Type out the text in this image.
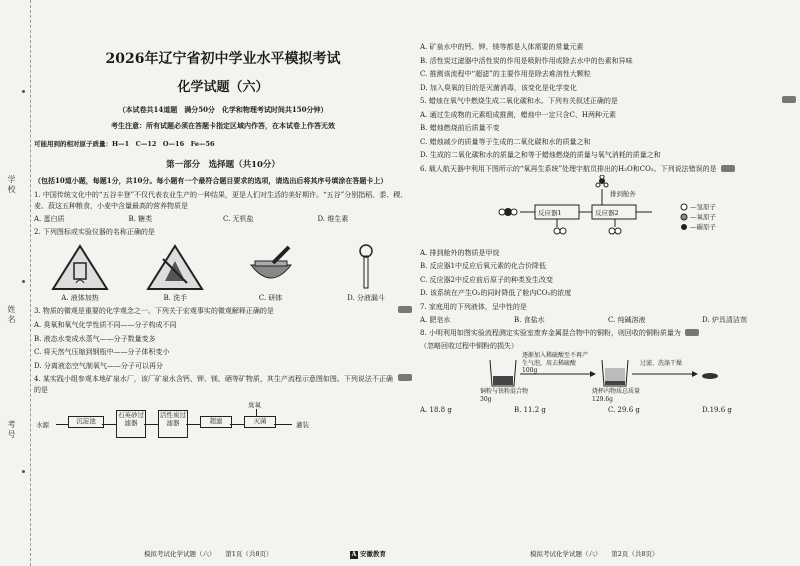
学校
姓名
考号
2026年辽宁省初中学业水平模拟考试
化学试题（六）
（本试卷共14道题　满分50分　化学和物理考试时间共150分钟）
考生注意：所有试题必须在答题卡指定区域内作答，在本试卷上作答无效
可能用到的相对原子质量：H—1　C—12　O—16　Fe—56
第一部分　选择题（共10分）
（包括10道小题，每题1分，共10分。每小题有一个最符合题目要求的选项，请选出后将其序号填涂在答题卡上）
1. 中国传统文化中的“五谷丰登”不仅代表农业生产的一种结果，更是人们对生活的美好期许。“五谷”分别指稻、黍、稷、麦、菽这五种粮食，小麦中含量最高的营养物质是
A. 蛋白质	B. 糖类	C. 无机盐	D. 维生素
2. 下列图标或实验仪器的名称正确的是
A. 液体加热	B. 洗手	C. 研钵	D. 分液漏斗
3. 物质的微观是重要的化学观念之一。下列关于宏观事实的微观解释正确的是
A. 臭氧和氧气化学性质不同——分子构成不同
B. 液态水变成水蒸气——分子数量变多
C. 将天然气压缩到钢瓶中——分子体积变小
D. 分离液态空气制氧气——分子可以再分
4. 某实践小组参观本地矿泉水厂，该厂矿泉水含钙、钾、镁、硒等矿物质，其生产流程示意图如图。下列说法不正确的是
水源	沉淀池
石英砂过滤器
活性炭过滤器	超滤
臭氧
灭菌	灌装
模拟考试化学试题（六）　　第1页（共8页）	A 安徽教育
A. 矿泉水中的钙、钾、镁等都是人体需要的常量元素
B. 活性炭过滤器中活性炭的作用是吸附作用或除去水中的色素和异味
C. 推测该流程中“超滤”的主要作用是除去难溶性大颗粒
D. 加入臭氧的目的是灭菌消毒，该变化是化学变化
5. 蜡烛在氧气中燃烧生成二氧化碳和水。下列有关叙述正确的是
A. 通过生成物的元素组成推测，蜡烛中一定只含C、H两种元素
B. 蜡烛燃烧前后质量不变
C. 蜡烛减少的质量等于生成的二氧化碳和水的质量之和
D. 生成的二氧化碳和水的质量之和等于蜡烛燃烧的质量与氧气消耗的质量之和
6. 载人航天器中利用下图所示的“氧再生系统”处理宇航员排出的H₂O和CO₂。下列说法错误的是
排到舱外
反应器1	反应器2
—氢原子
—氧原子
—碳原子
A. 排到舱外的物质是甲烷
B. 反应器1中反应后氧元素的化合价降低
C. 反应器2中反应前后原子的种类发生改变
D. 该系统在产生O₂的同时降低了舱内CO₂的浓度
7. 家庭用的下列液体，呈中性的是
A. 肥皂水	B. 食盐水	C. 纯碱溶液	D. 炉具清洁剂
8. 小明利用如图实验流程测定实验室废弃金属混合物中的铜粉，则回收的铜粉质量为
（忽略回收过程中铜粉的损失）
逐渐加入稀硫酸至不再产生气泡，用去稀硫酸100g
铜粉与铁粉混合物30g
烧杯内物质总质量129.6g
过滤、洗涤干燥
A. 18.8 g	B. 11.2 g	C. 29.6 g	D.19.6 g
模拟考试化学试题（六）　　第2页（共8页）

Exercise task: Reproduce the records verbatim, omitting all images they contain.

Output of the exercise:
Type out the text in this image.
学校
姓名
考号
2026年辽宁省初中学业水平模拟考试
化学试题（六）
（本试卷共14道题　满分50分　化学和物理考试时间共150分钟）
考生注意：所有试题必须在答题卡指定区域内作答，在本试卷上作答无效
可能用到的相对原子质量：H—1　C—12　O—16　Fe—56
第一部分　选择题（共10分）
（包括10道小题，每题1分，共10分。每小题有一个最符合题目要求的选项，请选出后将其序号填涂在答题卡上）
1. 中国传统文化中的“五谷丰登”不仅代表农业生产的一种结果，更是人们对生活的美好期许。“五谷”分别指稻、黍、稷、麦、菽这五种粮食，小麦中含量最高的营养物质是
A. 蛋白质	B. 糖类	C. 无机盐	D. 维生素
2. 下列图标或实验仪器的名称正确的是
A. 液体加热	B. 洗手	C. 研钵	D. 分液漏斗
3. 物质的微观是重要的化学观念之一。下列关于宏观事实的微观解释正确的是
A. 臭氧和氧气化学性质不同——分子构成不同
B. 液态水变成水蒸气——分子数量变多
C. 将天然气压缩到钢瓶中——分子体积变小
D. 分离液态空气制氧气——分子可以再分
4. 某实践小组参观本地矿泉水厂，该厂矿泉水含钙、钾、镁、硒等矿物质，其生产流程示意图如图。下列说法不正确的是
水源	沉淀池
石英砂过滤器
活性炭过滤器	超滤
臭氧
灭菌	灌装
模拟考试化学试题（六）　　第1页（共8页）	A 安徽教育
A. 矿泉水中的钙、钾、镁等都是人体需要的常量元素
B. 活性炭过滤器中活性炭的作用是吸附作用或除去水中的色素和异味
C. 推测该流程中“超滤”的主要作用是除去难溶性大颗粒
D. 加入臭氧的目的是灭菌消毒，该变化是化学变化
5. 蜡烛在氧气中燃烧生成二氧化碳和水。下列有关叙述正确的是
A. 通过生成物的元素组成推测，蜡烛中一定只含C、H两种元素
B. 蜡烛燃烧前后质量不变
C. 蜡烛减少的质量等于生成的二氧化碳和水的质量之和
D. 生成的二氧化碳和水的质量之和等于蜡烛燃烧的质量与氧气消耗的质量之和
6. 载人航天器中利用下图所示的“氧再生系统”处理宇航员排出的H₂O和CO₂。下列说法错误的是
排到舱外
反应器1	反应器2
—氢原子
—氧原子
—碳原子
A. 排到舱外的物质是甲烷
B. 反应器1中反应后氧元素的化合价降低
C. 反应器2中反应前后原子的种类发生改变
D. 该系统在产生O₂的同时降低了舱内CO₂的浓度
7. 家庭用的下列液体，呈中性的是
A. 肥皂水	B. 食盐水	C. 纯碱溶液	D. 炉具清洁剂
8. 小明利用如图实验流程测定实验室废弃金属混合物中的铜粉，则回收的铜粉质量为
（忽略回收过程中铜粉的损失）
逐渐加入稀硫酸至不再产生气泡，用去稀硫酸100g
铜粉与铁粉混合物30g
烧杯内物质总质量129.6g
过滤、洗涤干燥
A. 18.8 g	B. 11.2 g	C. 29.6 g	D.19.6 g
模拟考试化学试题（六）　　第2页（共8页）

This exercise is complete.